↓↓↓

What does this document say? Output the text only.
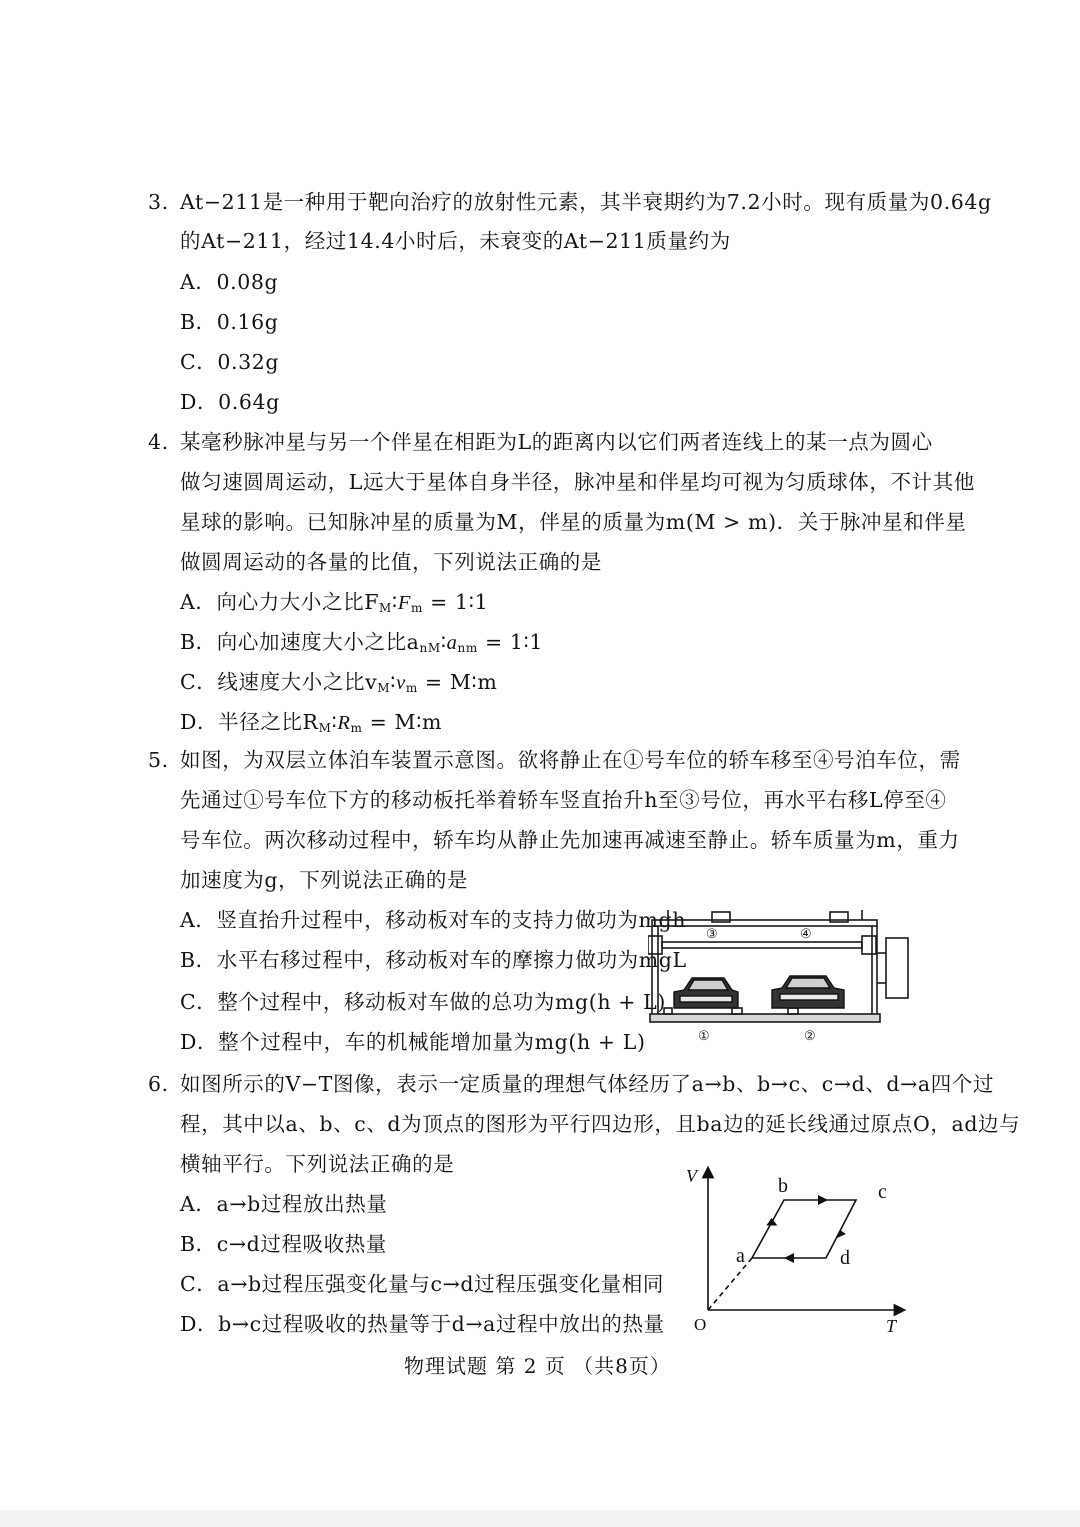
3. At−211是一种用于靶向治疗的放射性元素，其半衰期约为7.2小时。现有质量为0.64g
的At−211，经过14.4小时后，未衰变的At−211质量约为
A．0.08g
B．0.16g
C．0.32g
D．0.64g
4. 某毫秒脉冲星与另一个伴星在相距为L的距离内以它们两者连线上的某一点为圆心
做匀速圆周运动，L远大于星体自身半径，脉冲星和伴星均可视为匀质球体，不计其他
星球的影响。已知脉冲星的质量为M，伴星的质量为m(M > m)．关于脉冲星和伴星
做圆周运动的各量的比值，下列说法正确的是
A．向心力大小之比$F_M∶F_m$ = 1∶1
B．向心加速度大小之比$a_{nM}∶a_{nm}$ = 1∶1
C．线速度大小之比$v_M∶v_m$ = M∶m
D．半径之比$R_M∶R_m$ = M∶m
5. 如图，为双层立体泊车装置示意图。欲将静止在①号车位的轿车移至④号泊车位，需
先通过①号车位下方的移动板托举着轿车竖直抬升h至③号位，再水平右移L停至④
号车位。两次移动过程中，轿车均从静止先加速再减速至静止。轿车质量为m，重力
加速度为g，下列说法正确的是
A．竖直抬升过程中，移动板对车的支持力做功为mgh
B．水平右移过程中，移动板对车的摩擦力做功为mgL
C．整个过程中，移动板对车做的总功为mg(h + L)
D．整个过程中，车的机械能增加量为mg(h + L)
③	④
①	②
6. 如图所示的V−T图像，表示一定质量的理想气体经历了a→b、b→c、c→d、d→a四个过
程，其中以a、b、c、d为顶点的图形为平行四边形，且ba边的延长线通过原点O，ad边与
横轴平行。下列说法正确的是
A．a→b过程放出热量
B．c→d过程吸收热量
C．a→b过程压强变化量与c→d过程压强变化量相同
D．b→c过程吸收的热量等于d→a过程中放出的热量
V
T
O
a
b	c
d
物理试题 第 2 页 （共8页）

↑↑↑
↓↓↓

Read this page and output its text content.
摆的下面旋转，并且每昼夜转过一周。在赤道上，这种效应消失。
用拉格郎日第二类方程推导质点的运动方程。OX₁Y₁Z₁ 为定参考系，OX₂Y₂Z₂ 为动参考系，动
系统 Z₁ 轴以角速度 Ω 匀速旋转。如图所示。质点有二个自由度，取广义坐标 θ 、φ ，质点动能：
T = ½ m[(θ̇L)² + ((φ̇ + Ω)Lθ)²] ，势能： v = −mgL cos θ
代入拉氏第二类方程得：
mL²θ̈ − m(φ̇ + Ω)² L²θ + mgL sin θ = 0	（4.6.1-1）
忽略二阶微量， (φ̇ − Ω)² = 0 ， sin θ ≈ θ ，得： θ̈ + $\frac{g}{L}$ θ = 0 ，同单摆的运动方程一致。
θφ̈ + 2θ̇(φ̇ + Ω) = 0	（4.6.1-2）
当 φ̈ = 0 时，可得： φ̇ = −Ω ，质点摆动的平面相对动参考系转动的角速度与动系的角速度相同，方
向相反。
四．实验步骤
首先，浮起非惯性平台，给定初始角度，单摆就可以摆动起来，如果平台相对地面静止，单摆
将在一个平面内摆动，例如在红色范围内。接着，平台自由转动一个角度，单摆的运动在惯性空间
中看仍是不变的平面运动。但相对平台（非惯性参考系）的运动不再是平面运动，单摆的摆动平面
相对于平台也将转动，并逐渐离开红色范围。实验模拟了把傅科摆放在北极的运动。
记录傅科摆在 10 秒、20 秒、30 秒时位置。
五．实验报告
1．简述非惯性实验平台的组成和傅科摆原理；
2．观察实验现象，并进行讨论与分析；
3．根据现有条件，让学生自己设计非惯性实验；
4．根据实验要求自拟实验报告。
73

↑↑↑

• Requirement: Say how many lines above hold the word "text", giving only the count.

• Problem solution: 2